-- Start --

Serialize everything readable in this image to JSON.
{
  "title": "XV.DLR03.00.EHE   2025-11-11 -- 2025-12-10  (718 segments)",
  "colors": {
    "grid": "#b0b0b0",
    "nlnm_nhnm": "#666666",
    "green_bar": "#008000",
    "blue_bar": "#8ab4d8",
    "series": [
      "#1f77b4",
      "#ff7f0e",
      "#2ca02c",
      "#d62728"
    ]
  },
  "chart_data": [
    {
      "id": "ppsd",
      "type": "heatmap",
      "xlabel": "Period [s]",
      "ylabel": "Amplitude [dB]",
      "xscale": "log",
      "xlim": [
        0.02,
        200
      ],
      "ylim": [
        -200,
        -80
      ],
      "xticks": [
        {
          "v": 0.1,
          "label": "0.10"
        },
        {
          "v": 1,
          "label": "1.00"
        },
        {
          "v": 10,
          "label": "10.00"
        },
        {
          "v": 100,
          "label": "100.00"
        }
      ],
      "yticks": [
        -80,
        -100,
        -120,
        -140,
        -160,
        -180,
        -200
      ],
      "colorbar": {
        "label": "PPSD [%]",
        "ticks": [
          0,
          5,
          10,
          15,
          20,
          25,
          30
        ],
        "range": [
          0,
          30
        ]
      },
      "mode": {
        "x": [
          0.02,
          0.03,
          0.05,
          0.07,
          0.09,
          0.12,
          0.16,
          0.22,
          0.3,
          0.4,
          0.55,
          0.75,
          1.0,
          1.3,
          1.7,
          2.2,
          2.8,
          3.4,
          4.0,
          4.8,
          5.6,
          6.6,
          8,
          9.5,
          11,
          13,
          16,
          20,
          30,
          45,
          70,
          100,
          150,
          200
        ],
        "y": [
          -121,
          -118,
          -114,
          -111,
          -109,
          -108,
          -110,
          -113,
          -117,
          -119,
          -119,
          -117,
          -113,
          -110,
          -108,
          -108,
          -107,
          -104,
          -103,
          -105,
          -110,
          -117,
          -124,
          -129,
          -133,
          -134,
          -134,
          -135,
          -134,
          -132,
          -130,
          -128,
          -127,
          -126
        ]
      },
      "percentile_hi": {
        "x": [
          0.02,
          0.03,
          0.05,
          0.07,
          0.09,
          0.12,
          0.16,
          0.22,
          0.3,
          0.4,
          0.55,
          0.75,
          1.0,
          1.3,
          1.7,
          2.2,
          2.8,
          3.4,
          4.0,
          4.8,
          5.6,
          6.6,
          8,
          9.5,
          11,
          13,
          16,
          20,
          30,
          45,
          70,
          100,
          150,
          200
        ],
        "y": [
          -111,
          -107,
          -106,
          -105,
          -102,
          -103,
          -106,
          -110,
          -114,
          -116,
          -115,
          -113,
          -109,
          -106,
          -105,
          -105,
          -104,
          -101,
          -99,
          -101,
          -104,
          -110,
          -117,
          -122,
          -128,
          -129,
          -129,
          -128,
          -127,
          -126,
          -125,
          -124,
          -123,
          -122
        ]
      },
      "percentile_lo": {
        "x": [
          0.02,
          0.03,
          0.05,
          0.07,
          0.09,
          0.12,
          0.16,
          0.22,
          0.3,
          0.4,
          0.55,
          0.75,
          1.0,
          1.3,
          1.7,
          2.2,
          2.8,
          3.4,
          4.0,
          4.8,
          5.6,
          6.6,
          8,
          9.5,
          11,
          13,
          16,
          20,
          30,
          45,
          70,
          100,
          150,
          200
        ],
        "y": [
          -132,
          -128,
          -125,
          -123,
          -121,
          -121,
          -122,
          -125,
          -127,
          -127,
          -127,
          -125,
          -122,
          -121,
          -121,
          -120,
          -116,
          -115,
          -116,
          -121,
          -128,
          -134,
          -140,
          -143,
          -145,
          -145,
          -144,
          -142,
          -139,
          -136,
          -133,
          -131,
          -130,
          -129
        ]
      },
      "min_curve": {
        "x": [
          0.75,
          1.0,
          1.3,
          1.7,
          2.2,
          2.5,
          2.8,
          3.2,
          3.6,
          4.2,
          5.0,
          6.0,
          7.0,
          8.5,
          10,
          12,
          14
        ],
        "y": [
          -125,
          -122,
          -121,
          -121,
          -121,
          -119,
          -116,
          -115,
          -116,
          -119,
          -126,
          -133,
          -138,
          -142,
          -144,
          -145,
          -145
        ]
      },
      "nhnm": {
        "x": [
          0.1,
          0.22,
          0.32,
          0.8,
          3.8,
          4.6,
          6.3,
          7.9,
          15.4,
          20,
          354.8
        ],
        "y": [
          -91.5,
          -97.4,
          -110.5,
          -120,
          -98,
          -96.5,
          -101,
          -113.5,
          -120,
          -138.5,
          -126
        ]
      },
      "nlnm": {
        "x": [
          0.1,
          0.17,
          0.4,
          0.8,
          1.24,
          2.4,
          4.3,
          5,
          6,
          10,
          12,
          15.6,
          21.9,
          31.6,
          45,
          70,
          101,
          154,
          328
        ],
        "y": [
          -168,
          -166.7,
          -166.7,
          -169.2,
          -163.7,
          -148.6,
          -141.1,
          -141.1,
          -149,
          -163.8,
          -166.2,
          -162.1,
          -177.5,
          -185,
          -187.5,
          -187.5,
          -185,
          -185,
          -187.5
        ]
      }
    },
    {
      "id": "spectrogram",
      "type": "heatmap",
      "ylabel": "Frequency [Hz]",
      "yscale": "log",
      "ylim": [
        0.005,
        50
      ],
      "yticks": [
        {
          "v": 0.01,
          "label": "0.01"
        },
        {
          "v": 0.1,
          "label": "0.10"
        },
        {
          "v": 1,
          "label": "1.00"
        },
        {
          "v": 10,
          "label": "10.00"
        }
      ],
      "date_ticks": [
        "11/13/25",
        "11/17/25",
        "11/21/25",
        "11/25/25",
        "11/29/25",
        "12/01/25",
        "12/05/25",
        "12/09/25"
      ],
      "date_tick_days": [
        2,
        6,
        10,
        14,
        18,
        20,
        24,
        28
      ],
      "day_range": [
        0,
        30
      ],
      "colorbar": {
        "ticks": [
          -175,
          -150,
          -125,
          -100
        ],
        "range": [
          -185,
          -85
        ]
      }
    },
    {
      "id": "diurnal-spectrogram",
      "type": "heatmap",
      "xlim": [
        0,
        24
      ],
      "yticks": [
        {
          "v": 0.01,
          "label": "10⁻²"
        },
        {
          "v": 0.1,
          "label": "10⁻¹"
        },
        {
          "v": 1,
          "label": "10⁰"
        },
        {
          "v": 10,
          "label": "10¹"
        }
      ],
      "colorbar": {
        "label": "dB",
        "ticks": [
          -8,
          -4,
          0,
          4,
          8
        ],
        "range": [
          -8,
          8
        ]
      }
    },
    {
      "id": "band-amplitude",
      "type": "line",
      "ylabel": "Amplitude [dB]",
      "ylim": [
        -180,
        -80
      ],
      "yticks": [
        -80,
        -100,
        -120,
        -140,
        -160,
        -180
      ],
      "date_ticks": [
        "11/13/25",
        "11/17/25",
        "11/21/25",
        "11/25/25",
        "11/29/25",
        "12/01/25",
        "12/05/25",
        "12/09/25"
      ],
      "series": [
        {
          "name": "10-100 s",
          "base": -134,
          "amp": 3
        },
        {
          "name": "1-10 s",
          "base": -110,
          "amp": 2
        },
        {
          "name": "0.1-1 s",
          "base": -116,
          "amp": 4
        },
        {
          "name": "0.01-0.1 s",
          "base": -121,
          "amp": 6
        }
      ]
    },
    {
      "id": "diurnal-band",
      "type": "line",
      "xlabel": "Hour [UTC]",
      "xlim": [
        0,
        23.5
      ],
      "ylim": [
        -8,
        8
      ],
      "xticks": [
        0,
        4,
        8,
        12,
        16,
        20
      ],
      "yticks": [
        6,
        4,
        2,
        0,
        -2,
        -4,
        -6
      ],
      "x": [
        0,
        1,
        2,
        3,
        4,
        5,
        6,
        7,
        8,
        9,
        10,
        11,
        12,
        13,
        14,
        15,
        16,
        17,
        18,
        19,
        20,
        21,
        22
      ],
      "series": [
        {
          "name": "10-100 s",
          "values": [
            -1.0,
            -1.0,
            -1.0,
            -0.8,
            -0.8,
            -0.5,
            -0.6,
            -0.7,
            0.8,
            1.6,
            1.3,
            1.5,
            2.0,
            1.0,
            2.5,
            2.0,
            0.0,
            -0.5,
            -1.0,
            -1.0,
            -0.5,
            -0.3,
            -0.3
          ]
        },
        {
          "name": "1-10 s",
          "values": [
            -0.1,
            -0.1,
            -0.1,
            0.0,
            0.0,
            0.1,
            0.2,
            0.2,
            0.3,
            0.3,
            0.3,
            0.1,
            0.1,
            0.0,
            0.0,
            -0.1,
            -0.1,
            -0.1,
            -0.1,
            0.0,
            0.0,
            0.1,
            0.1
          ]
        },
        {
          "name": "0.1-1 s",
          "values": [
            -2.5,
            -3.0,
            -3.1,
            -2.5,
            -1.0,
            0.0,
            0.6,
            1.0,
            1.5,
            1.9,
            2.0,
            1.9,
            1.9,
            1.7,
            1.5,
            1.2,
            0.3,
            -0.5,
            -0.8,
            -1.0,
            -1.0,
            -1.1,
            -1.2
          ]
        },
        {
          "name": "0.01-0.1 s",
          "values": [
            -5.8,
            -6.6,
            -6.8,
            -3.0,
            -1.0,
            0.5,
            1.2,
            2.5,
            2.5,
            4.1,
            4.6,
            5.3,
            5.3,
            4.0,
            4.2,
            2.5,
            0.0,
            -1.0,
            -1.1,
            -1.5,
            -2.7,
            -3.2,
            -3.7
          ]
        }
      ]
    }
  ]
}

-- End --

* **DIRECTIVE**: Search the data for the string "spectrogram". List each line that has it.

* **TASK RESPONSE**:
      "id": "spectrogram",
      "id": "diurnal-spectrogram",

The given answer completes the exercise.